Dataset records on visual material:
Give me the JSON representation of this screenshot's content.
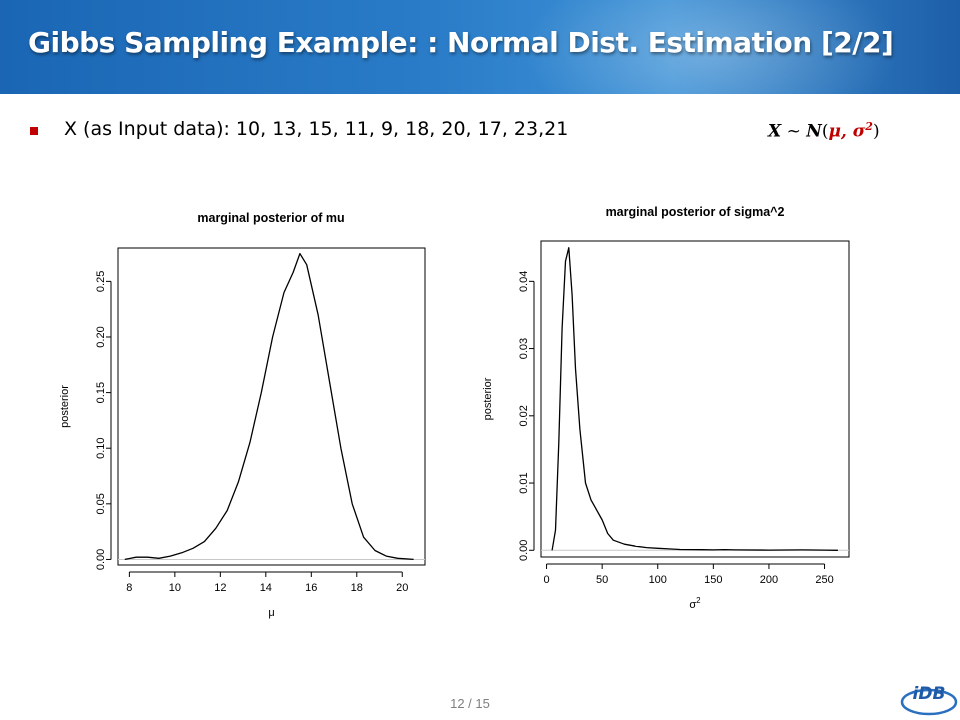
{
  "slide": {
    "title": "Gibbs Sampling Example: : Normal Dist. Estimation [2/2]",
    "bullet_text": "X (as Input data): 10, 13, 15, 11, 9, 18, 20, 17, 23,21",
    "formula": {
      "lhs": "X",
      "op": " ~ ",
      "dist": "N",
      "open": "(",
      "params": "μ, σ",
      "exp": "2",
      "close": ")"
    },
    "page_number": "12 / 15",
    "logo_text": "iDB",
    "colors": {
      "title_bar": "#2a7cc8",
      "bullet": "#c00000",
      "param": "#c00000"
    }
  },
  "chart_data": [
    {
      "type": "line",
      "title": "marginal posterior of mu",
      "xlabel": "μ",
      "ylabel": "posterior",
      "xlim": [
        7.5,
        21
      ],
      "ylim": [
        -0.005,
        0.28
      ],
      "xticks": [
        8,
        10,
        12,
        14,
        16,
        18,
        20
      ],
      "xtick_labels": [
        "8",
        "10",
        "12",
        "14",
        "16",
        "18",
        "20"
      ],
      "yticks": [
        0.0,
        0.05,
        0.1,
        0.15,
        0.2,
        0.25
      ],
      "ytick_labels": [
        "0.00",
        "0.05",
        "0.10",
        "0.15",
        "0.20",
        "0.25"
      ],
      "baseline": 0,
      "x": [
        7.8,
        8.3,
        8.8,
        9.3,
        9.8,
        10.3,
        10.8,
        11.3,
        11.8,
        12.3,
        12.8,
        13.3,
        13.8,
        14.3,
        14.8,
        15.2,
        15.5,
        15.8,
        16.3,
        16.8,
        17.3,
        17.8,
        18.3,
        18.8,
        19.3,
        19.8,
        20.5
      ],
      "y": [
        0.0,
        0.002,
        0.002,
        0.001,
        0.003,
        0.006,
        0.01,
        0.016,
        0.028,
        0.044,
        0.07,
        0.105,
        0.15,
        0.2,
        0.24,
        0.258,
        0.275,
        0.265,
        0.22,
        0.16,
        0.1,
        0.05,
        0.02,
        0.008,
        0.003,
        0.001,
        0.0
      ]
    },
    {
      "type": "line",
      "title": "marginal posterior of sigma^2",
      "xlabel": "σ",
      "xlabel_sup": "2",
      "ylabel": "posterior",
      "xlim": [
        -5,
        272
      ],
      "ylim": [
        -0.001,
        0.046
      ],
      "xticks": [
        0,
        50,
        100,
        150,
        200,
        250
      ],
      "xtick_labels": [
        "0",
        "50",
        "100",
        "150",
        "200",
        "250"
      ],
      "yticks": [
        0.0,
        0.01,
        0.02,
        0.03,
        0.04
      ],
      "ytick_labels": [
        "0.00",
        "0.01",
        "0.02",
        "0.03",
        "0.04"
      ],
      "baseline": 0,
      "x": [
        5,
        8,
        11,
        14,
        17,
        20,
        23,
        26,
        30,
        35,
        40,
        45,
        50,
        55,
        60,
        70,
        80,
        90,
        100,
        110,
        120,
        130,
        140,
        150,
        160,
        170,
        200,
        230,
        250,
        262
      ],
      "y": [
        0.0,
        0.003,
        0.016,
        0.033,
        0.043,
        0.045,
        0.038,
        0.027,
        0.018,
        0.01,
        0.0075,
        0.006,
        0.0045,
        0.0025,
        0.0015,
        0.0009,
        0.0006,
        0.0004,
        0.0003,
        0.0002,
        0.00012,
        0.0001,
        8e-05,
        6e-05,
        0.0001,
        5e-05,
        3e-05,
        5e-05,
        2e-05,
        0.0
      ]
    }
  ]
}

| Exercise requirements |
All the lines above are to be given again exactly as they read, with the pictures removed.

| Solution to the problem |
Give me the JSON representation of this screenshot's content.
{
  "slide": {
    "title": "Gibbs Sampling Example: : Normal Dist. Estimation [2/2]",
    "bullet_text": "X (as Input data): 10, 13, 15, 11, 9, 18, 20, 17, 23,21",
    "formula": {
      "lhs": "X",
      "op": " ~ ",
      "dist": "N",
      "open": "(",
      "params": "μ, σ",
      "exp": "2",
      "close": ")"
    },
    "page_number": "12 / 15",
    "logo_text": "iDB",
    "colors": {
      "title_bar": "#2a7cc8",
      "bullet": "#c00000",
      "param": "#c00000"
    }
  },
  "chart_data": [
    {
      "type": "line",
      "title": "marginal posterior of mu",
      "xlabel": "μ",
      "ylabel": "posterior",
      "xlim": [
        7.5,
        21
      ],
      "ylim": [
        -0.005,
        0.28
      ],
      "xticks": [
        8,
        10,
        12,
        14,
        16,
        18,
        20
      ],
      "xtick_labels": [
        "8",
        "10",
        "12",
        "14",
        "16",
        "18",
        "20"
      ],
      "yticks": [
        0.0,
        0.05,
        0.1,
        0.15,
        0.2,
        0.25
      ],
      "ytick_labels": [
        "0.00",
        "0.05",
        "0.10",
        "0.15",
        "0.20",
        "0.25"
      ],
      "baseline": 0,
      "x": [
        7.8,
        8.3,
        8.8,
        9.3,
        9.8,
        10.3,
        10.8,
        11.3,
        11.8,
        12.3,
        12.8,
        13.3,
        13.8,
        14.3,
        14.8,
        15.2,
        15.5,
        15.8,
        16.3,
        16.8,
        17.3,
        17.8,
        18.3,
        18.8,
        19.3,
        19.8,
        20.5
      ],
      "y": [
        0.0,
        0.002,
        0.002,
        0.001,
        0.003,
        0.006,
        0.01,
        0.016,
        0.028,
        0.044,
        0.07,
        0.105,
        0.15,
        0.2,
        0.24,
        0.258,
        0.275,
        0.265,
        0.22,
        0.16,
        0.1,
        0.05,
        0.02,
        0.008,
        0.003,
        0.001,
        0.0
      ]
    },
    {
      "type": "line",
      "title": "marginal posterior of sigma^2",
      "xlabel": "σ",
      "xlabel_sup": "2",
      "ylabel": "posterior",
      "xlim": [
        -5,
        272
      ],
      "ylim": [
        -0.001,
        0.046
      ],
      "xticks": [
        0,
        50,
        100,
        150,
        200,
        250
      ],
      "xtick_labels": [
        "0",
        "50",
        "100",
        "150",
        "200",
        "250"
      ],
      "yticks": [
        0.0,
        0.01,
        0.02,
        0.03,
        0.04
      ],
      "ytick_labels": [
        "0.00",
        "0.01",
        "0.02",
        "0.03",
        "0.04"
      ],
      "baseline": 0,
      "x": [
        5,
        8,
        11,
        14,
        17,
        20,
        23,
        26,
        30,
        35,
        40,
        45,
        50,
        55,
        60,
        70,
        80,
        90,
        100,
        110,
        120,
        130,
        140,
        150,
        160,
        170,
        200,
        230,
        250,
        262
      ],
      "y": [
        0.0,
        0.003,
        0.016,
        0.033,
        0.043,
        0.045,
        0.038,
        0.027,
        0.018,
        0.01,
        0.0075,
        0.006,
        0.0045,
        0.0025,
        0.0015,
        0.0009,
        0.0006,
        0.0004,
        0.0003,
        0.0002,
        0.00012,
        0.0001,
        8e-05,
        6e-05,
        0.0001,
        5e-05,
        3e-05,
        5e-05,
        2e-05,
        0.0
      ]
    }
  ]
}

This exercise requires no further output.